Description of the task:
Pictures in the data below are not part of the copy; transcribe everything else exactly.

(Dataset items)
· · · · · · ·

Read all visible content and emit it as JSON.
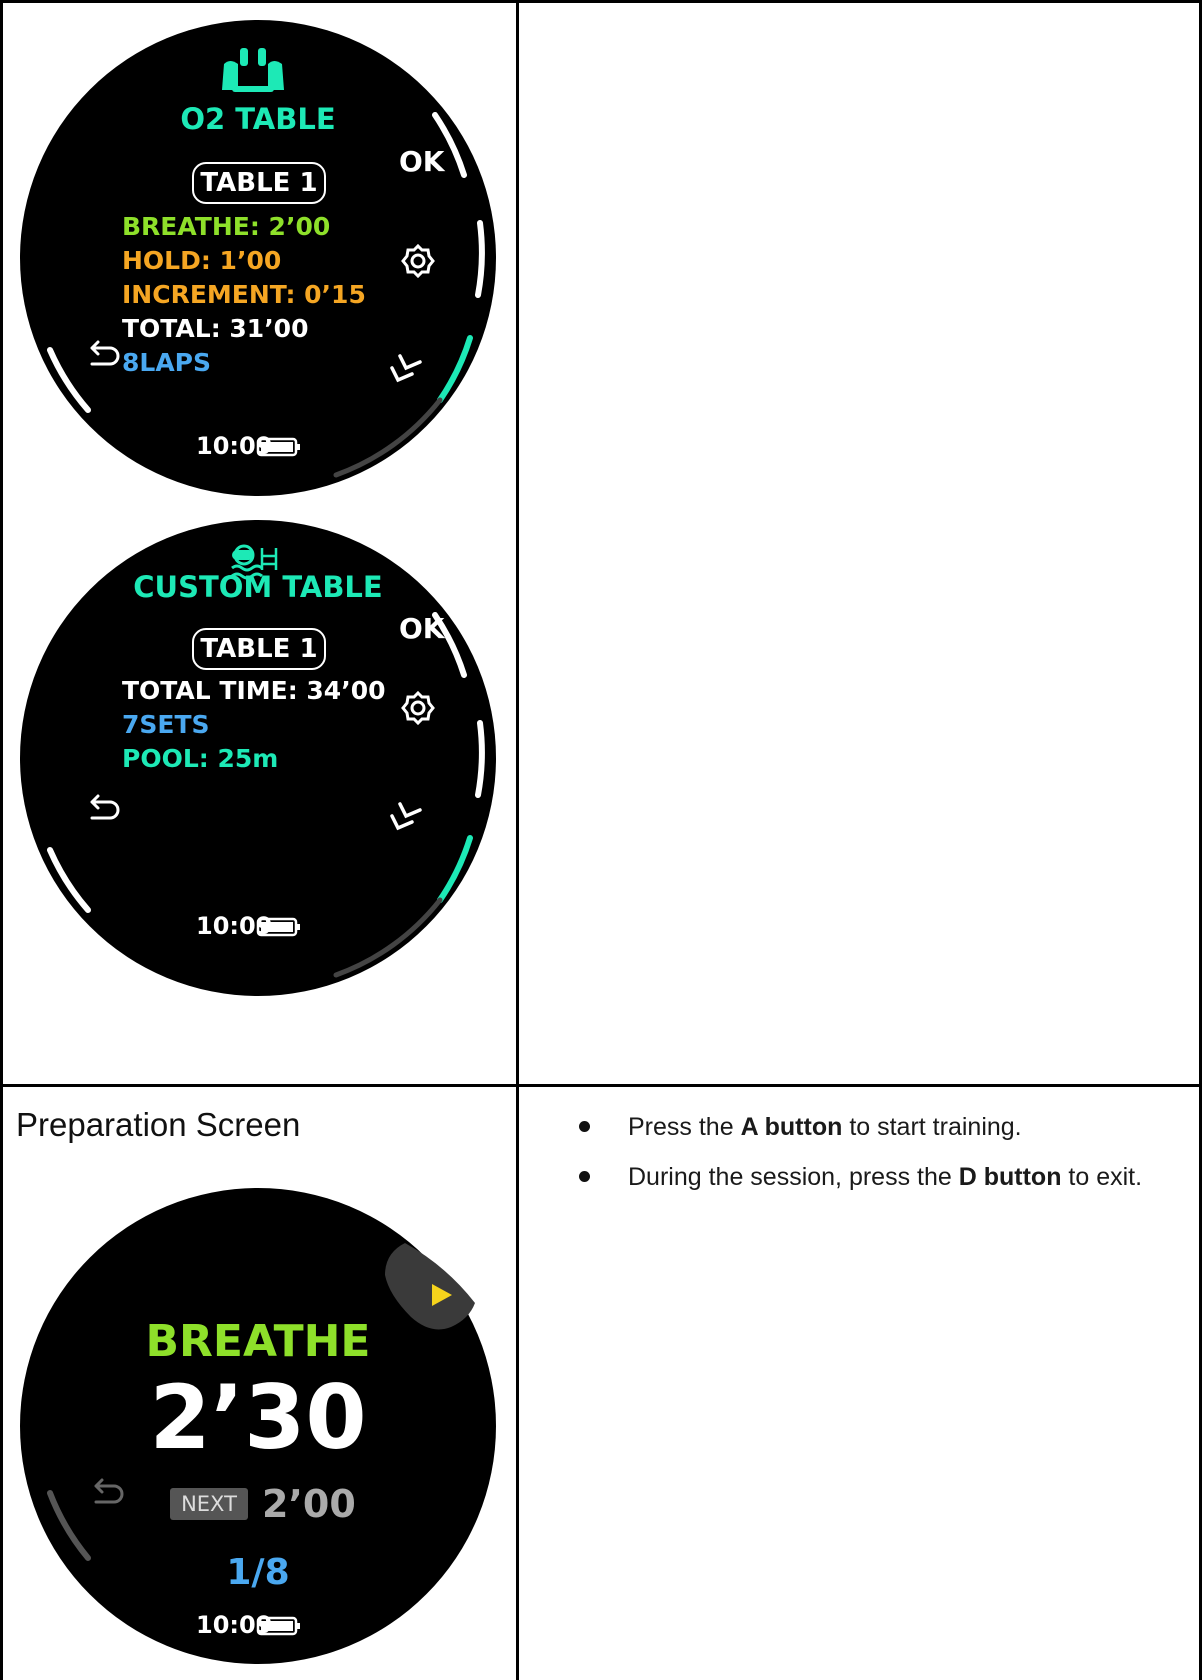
{
  "watch1": {
    "title": "O2 TABLE",
    "table_label": "TABLE 1",
    "breathe": "BREATHE: 2’00",
    "hold": "HOLD: 1’00",
    "increment": "INCREMENT: 0’15",
    "total": "TOTAL: 31’00",
    "laps": "8LAPS",
    "ok_label": "OK",
    "time": "10:09",
    "icon": "lungs-icon"
  },
  "watch2": {
    "title": "CUSTOM TABLE",
    "table_label": "TABLE 1",
    "total_time": "TOTAL TIME: 34’00",
    "sets": "7SETS",
    "pool": "POOL: 25m",
    "ok_label": "OK",
    "time": "10:09",
    "icon": "swimmer-pool-icon"
  },
  "section": {
    "heading": "Preparation Screen",
    "bullet1": {
      "pre": "Press the ",
      "bold": "A button",
      "post": " to start training."
    },
    "bullet2": {
      "pre": "During the session, press the ",
      "bold": "D button",
      "post": " to exit."
    }
  },
  "watch3": {
    "phase": "BREATHE",
    "countdown": "2’30",
    "next_label": "NEXT",
    "next_value": "2’00",
    "progress": "1/8",
    "time": "10:09"
  },
  "colors": {
    "teal": "#1de9b6",
    "green": "#8ee02a",
    "orange": "#f5a623",
    "blue": "#4aa8f0",
    "yellow": "#f5d31c"
  }
}
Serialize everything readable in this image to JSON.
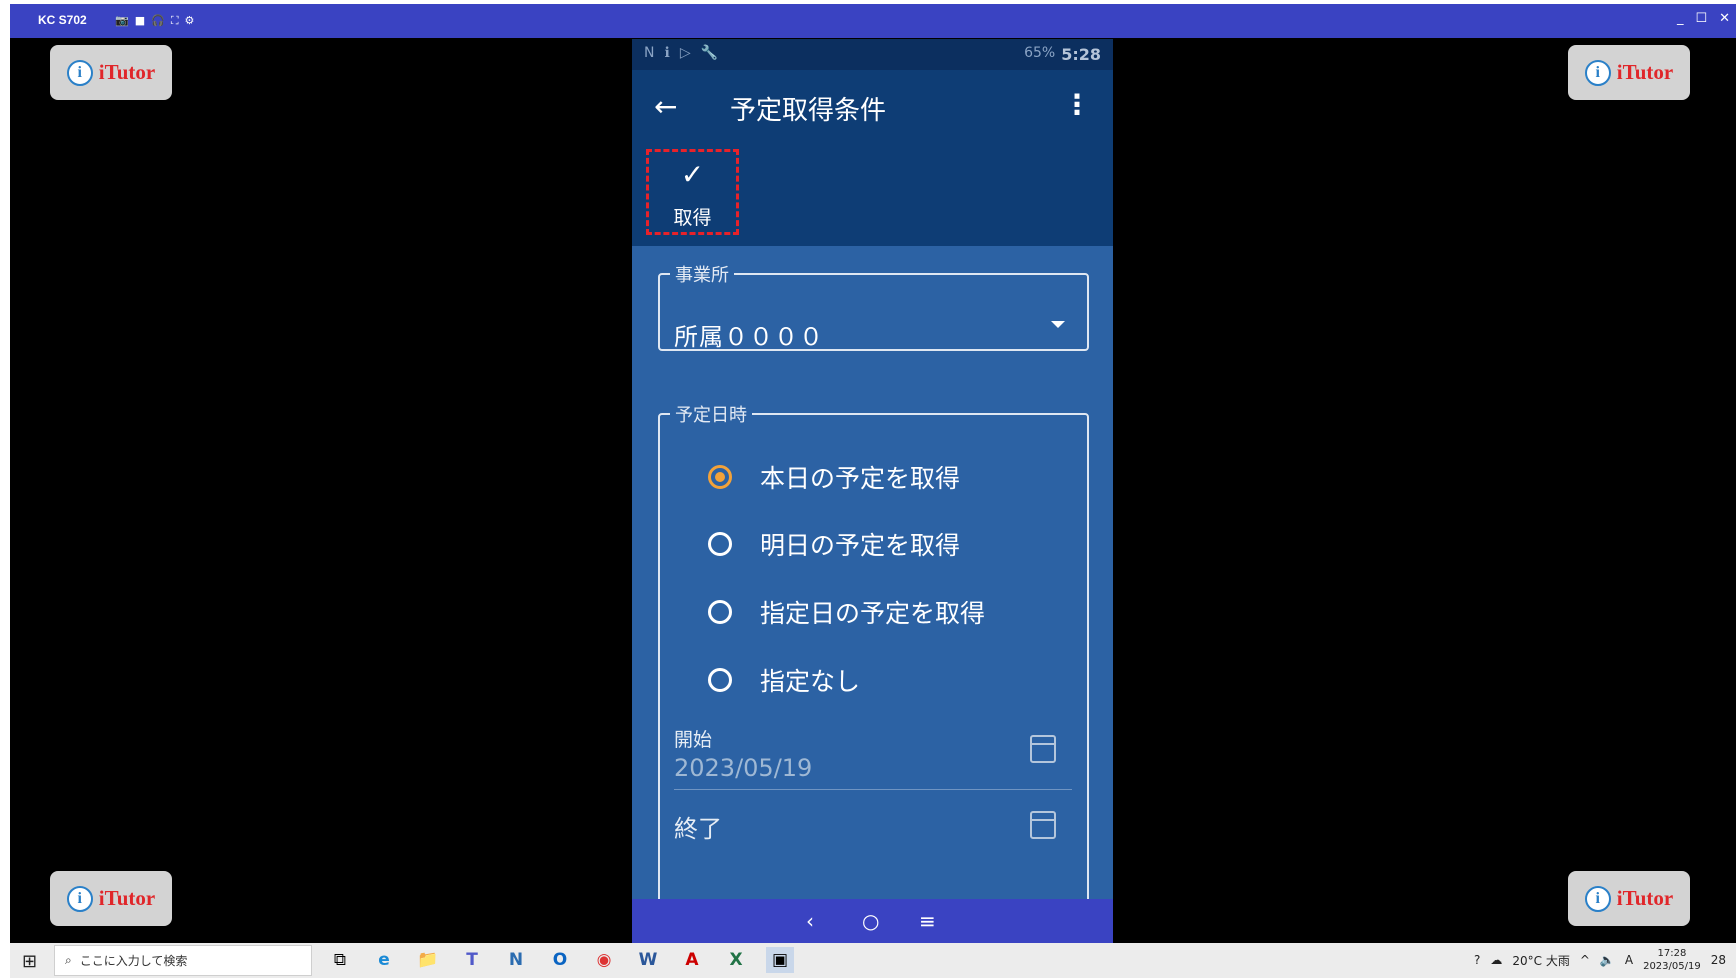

· · · · · · ·

Solution for this exercise:
Read all visible content and emit it as JSON.
{
  "watch1": {
    "title": "O2 TABLE",
    "table_label": "TABLE 1",
    "breathe": "BREATHE: 2’00",
    "hold": "HOLD: 1’00",
    "increment": "INCREMENT: 0’15",
    "total": "TOTAL: 31’00",
    "laps": "8LAPS",
    "ok_label": "OK",
    "time": "10:09",
    "icon": "lungs-icon"
  },
  "watch2": {
    "title": "CUSTOM TABLE",
    "table_label": "TABLE 1",
    "total_time": "TOTAL TIME: 34’00",
    "sets": "7SETS",
    "pool": "POOL: 25m",
    "ok_label": "OK",
    "time": "10:09",
    "icon": "swimmer-pool-icon"
  },
  "section": {
    "heading": "Preparation Screen",
    "bullet1": {
      "pre": "Press the ",
      "bold": "A button",
      "post": " to start training."
    },
    "bullet2": {
      "pre": "During the session, press the ",
      "bold": "D button",
      "post": " to exit."
    }
  },
  "watch3": {
    "phase": "BREATHE",
    "countdown": "2’30",
    "next_label": "NEXT",
    "next_value": "2’00",
    "progress": "1/8",
    "time": "10:09"
  },
  "colors": {
    "teal": "#1de9b6",
    "green": "#8ee02a",
    "orange": "#f5a623",
    "blue": "#4aa8f0",
    "yellow": "#f5d31c"
  }
}
Serialize everything readable in this image to JSON.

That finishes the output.